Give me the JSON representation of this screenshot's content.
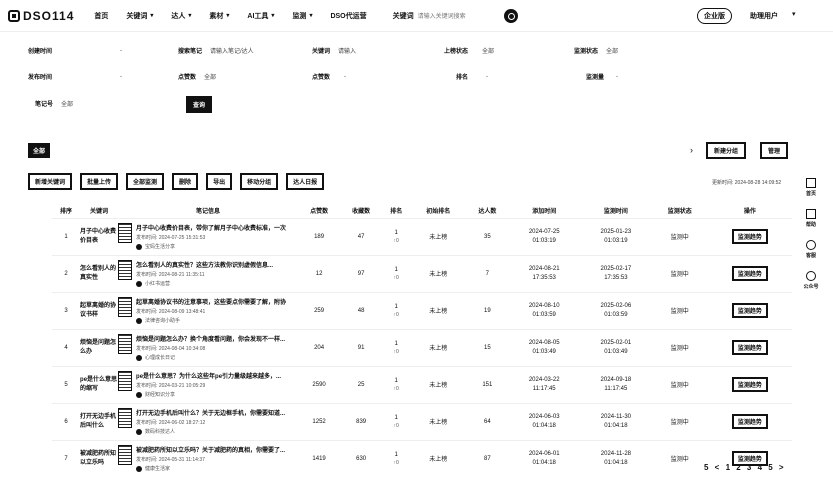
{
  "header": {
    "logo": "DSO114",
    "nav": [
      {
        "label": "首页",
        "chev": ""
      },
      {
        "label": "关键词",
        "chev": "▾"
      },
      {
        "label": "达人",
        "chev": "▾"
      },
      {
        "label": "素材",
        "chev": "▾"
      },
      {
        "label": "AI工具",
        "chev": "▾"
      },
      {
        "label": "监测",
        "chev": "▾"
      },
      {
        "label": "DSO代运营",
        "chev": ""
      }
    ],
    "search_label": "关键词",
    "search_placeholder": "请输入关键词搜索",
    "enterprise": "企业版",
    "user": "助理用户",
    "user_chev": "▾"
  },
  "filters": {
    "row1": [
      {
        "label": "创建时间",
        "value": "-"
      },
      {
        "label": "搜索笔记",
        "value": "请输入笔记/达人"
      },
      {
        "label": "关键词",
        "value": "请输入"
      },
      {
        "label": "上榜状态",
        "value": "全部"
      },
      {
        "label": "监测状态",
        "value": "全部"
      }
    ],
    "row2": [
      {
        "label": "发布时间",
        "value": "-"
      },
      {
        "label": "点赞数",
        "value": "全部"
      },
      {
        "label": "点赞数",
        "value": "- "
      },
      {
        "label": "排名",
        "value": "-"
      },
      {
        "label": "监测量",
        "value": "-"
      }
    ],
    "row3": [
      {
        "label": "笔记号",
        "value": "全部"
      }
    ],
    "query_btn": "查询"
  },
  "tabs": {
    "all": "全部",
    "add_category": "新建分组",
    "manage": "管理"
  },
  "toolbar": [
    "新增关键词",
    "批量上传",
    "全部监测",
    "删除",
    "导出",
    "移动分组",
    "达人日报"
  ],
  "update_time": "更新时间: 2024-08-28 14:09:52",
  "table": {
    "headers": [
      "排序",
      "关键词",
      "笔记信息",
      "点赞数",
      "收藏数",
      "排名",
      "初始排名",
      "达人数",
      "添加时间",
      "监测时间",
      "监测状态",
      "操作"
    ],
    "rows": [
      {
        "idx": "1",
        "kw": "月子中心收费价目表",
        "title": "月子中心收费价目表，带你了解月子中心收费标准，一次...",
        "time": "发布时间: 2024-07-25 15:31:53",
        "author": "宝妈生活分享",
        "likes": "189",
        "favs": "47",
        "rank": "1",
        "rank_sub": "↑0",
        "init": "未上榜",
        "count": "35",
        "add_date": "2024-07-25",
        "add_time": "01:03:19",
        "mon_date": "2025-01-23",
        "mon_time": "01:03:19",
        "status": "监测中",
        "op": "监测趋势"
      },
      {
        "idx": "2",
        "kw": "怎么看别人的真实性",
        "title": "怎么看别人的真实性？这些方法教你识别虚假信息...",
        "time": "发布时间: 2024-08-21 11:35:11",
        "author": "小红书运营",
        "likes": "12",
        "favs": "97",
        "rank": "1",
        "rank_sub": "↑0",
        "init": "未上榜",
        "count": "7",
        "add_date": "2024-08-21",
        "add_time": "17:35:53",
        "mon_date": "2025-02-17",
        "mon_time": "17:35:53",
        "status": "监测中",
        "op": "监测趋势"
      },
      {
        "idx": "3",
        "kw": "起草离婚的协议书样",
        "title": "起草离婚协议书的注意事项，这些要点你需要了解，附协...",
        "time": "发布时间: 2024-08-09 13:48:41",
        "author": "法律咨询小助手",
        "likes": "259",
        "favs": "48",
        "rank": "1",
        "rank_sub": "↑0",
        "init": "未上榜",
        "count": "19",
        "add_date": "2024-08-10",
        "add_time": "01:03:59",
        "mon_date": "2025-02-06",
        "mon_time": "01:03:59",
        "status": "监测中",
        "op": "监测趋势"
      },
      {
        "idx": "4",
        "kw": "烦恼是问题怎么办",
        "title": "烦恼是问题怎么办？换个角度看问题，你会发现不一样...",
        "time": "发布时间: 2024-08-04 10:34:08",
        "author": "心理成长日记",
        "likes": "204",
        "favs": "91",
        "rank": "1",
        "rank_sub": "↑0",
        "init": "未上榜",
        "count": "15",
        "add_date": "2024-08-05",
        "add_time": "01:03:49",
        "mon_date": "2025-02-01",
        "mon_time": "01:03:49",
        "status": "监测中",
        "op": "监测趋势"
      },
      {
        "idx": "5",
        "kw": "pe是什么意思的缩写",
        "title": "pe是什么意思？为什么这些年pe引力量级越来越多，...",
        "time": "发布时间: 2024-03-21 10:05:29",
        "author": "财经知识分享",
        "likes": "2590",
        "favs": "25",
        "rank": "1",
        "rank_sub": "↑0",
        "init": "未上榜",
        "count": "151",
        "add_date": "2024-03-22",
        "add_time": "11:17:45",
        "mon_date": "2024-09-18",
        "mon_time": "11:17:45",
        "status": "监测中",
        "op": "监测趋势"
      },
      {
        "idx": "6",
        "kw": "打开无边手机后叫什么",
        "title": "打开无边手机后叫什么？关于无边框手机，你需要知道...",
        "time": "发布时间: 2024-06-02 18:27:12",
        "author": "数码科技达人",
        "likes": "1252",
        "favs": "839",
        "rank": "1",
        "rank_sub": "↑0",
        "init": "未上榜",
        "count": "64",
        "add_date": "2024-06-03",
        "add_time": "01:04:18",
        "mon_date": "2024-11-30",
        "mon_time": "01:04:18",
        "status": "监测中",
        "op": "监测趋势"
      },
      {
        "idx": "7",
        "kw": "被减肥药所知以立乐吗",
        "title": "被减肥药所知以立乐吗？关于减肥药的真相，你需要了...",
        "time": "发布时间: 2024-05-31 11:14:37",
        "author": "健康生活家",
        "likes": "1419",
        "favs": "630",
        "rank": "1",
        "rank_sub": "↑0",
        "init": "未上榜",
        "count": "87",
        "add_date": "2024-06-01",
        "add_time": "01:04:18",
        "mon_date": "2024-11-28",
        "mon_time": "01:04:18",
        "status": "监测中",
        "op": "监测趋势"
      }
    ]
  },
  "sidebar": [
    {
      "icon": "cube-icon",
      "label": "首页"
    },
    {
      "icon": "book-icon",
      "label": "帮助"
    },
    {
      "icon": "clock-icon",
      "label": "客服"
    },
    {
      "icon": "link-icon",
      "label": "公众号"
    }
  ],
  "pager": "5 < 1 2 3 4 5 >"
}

§ **Task**
Each line containing "likes" counts once; state the total number of such lines and nothing else.

§ **Output for this task**
7